Are you sure you want to marry someone this mean?

Ime people who are mean with money are mean in other ways.........

NameChanger1878 Sat 15-Apr-17 14:16:20

Don't worry DP is an amazing man, we've been together nearly 4 years and have a DD. I don't need to ask his permission at all, we discuss it as he would with me. I have access to all our money as well as DP and the £6000 is actually in my savings account.

I'm not worried about DP what so ever.

problembottom Sat 15-Apr-17 14:27:38

Someone who suggests giving NOTHING for a brother's 18th birthday is incredibly tight. I wouldn't want to be with someone so mean, what a miserable life you'd lead!

Mummyoflittledragon Sat 15-Apr-17 14:28:56

That sounds fine. And if you really want to make a point that it's a significant birthday, give £50 and £30/40 thereafter. It can't be one rule for one side and another for the other side. Even though you're all adults, do you all continue to buy birthday/Christmas presents for eachother? My brother is too lazy and tight, his wife is horrible so I stopped years ago when presents weren't reciprocated. I would definitely give for 18 as it is a significant birthday.

━━━━━━━━

◆ What the task asks:
Continue the forum thread about birthday money from the point where it stops. The records come from a different source than the forum thread.

[Items from a data source]

━━━━━━━━

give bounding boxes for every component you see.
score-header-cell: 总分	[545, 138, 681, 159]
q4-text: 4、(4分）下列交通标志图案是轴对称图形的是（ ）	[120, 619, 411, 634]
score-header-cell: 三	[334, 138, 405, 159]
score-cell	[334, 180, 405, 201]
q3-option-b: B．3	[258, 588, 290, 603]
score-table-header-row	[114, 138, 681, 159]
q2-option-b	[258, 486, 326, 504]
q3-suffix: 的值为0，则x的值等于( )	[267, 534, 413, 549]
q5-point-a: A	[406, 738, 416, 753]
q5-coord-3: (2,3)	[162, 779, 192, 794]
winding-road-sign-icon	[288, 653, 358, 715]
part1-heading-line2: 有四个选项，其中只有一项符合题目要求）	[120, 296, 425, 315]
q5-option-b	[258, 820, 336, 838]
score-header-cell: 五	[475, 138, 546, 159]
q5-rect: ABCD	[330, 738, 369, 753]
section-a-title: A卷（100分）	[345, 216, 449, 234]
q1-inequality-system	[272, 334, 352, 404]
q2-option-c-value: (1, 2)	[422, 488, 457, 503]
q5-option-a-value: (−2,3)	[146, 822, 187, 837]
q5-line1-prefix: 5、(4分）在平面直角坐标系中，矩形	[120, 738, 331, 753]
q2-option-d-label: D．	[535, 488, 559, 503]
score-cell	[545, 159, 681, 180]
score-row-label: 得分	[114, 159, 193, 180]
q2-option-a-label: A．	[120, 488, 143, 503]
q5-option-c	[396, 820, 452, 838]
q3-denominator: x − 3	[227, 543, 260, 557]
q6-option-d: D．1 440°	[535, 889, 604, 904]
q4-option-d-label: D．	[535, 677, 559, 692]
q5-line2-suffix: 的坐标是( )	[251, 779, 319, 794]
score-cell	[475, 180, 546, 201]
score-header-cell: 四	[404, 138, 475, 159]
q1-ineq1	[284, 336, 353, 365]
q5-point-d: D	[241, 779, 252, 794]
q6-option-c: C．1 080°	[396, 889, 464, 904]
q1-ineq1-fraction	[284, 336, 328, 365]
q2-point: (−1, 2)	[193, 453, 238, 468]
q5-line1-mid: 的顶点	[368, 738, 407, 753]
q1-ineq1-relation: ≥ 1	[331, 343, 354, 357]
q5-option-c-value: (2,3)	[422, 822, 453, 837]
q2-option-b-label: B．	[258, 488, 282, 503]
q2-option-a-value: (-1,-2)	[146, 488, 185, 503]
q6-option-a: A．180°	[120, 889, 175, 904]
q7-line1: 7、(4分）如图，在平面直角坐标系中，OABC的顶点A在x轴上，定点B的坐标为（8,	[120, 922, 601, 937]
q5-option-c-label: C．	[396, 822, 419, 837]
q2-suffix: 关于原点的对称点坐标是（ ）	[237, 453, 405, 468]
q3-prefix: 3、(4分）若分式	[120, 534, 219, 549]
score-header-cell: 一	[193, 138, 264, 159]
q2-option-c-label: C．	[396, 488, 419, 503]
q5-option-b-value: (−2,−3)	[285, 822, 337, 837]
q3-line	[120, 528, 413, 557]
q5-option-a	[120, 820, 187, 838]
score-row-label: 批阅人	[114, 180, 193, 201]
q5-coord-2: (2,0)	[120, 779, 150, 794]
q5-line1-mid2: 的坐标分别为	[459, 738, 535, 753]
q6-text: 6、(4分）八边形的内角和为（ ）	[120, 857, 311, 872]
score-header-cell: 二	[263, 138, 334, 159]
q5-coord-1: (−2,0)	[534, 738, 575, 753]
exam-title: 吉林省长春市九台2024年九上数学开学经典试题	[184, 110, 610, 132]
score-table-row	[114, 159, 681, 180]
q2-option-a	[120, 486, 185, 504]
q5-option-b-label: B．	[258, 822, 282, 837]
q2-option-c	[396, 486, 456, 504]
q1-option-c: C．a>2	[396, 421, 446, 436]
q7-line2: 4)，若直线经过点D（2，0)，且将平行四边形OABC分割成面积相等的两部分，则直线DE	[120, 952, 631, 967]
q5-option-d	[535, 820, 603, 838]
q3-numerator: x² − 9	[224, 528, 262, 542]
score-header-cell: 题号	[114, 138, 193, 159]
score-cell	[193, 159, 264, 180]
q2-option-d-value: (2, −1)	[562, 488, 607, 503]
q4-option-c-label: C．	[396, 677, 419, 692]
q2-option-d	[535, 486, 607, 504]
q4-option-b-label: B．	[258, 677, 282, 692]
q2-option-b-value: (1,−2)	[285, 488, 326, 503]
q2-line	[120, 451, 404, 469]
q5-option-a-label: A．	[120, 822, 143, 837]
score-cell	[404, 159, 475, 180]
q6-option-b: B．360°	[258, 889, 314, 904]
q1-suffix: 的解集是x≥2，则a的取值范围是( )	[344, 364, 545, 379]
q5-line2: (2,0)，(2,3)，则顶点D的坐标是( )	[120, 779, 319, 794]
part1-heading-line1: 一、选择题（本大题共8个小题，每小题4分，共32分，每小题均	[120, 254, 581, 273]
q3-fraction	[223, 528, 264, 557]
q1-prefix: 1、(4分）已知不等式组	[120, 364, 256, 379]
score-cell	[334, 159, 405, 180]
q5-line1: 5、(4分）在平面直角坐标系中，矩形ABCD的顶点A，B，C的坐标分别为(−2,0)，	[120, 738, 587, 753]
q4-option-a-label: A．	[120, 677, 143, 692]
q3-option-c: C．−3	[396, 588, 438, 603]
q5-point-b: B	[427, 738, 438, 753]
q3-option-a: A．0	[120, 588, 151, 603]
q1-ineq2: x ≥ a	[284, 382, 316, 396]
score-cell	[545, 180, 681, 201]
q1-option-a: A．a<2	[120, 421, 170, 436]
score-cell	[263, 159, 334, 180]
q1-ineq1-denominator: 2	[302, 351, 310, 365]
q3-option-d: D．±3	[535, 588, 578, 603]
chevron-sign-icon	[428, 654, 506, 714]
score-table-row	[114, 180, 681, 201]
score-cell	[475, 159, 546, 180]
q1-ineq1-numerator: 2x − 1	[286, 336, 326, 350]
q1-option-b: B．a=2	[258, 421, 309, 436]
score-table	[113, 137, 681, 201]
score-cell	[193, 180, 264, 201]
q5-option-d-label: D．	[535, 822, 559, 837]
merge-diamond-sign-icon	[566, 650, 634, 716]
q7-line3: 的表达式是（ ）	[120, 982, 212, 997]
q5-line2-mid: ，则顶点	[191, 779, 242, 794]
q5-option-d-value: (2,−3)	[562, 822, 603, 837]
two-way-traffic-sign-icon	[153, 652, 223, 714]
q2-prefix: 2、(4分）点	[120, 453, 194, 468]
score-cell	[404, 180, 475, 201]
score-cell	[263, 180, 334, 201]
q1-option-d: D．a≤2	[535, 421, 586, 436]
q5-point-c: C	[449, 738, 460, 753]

━━━━━━━━

◆ Your response:
EweAreHere Sat 15-Apr-17 14:42:15

So he gave £70 to his side and he wanted to give nothing or only £10 to yours?

It's another way of looking at it... I'd wait until things were quiet and calm and then raise the issue about his attitude towards spending generally. It's your money, too.

AcrossthePond55 Sat 15-Apr-17 14:45:15

It's the little things that can be the most telling, OP.

Yes, you have access and yes, you'll end up giving your brother what you feel is right. But living with someone and having to hear them whine or complain or having to argue/justify every time you want to spend money on your family (or yourself) wears you down over time. And I guarantee you it will get worse once you marry.

I'm not saying you shouldn't marry him. I'm just saying think carefully about his behaviour around money. Then the two of you need to have an open and honest discussion about your attitudes towards it.

In my marriage I tend to be the 'penny pincher' except that I tend to 'pinch' both of our pennies! DH is much more liberal when it comes to spending. It's caused some problems in our past, both by my being afraid to spend on things we really want or need and his wanting to buy things that are too extravagant for our budget. This is something that you both need to find a meeting of the minds about.

haveacupoftea Sat 15-Apr-17 14:45:25

Red flag! He sounds like a stingy arsehole.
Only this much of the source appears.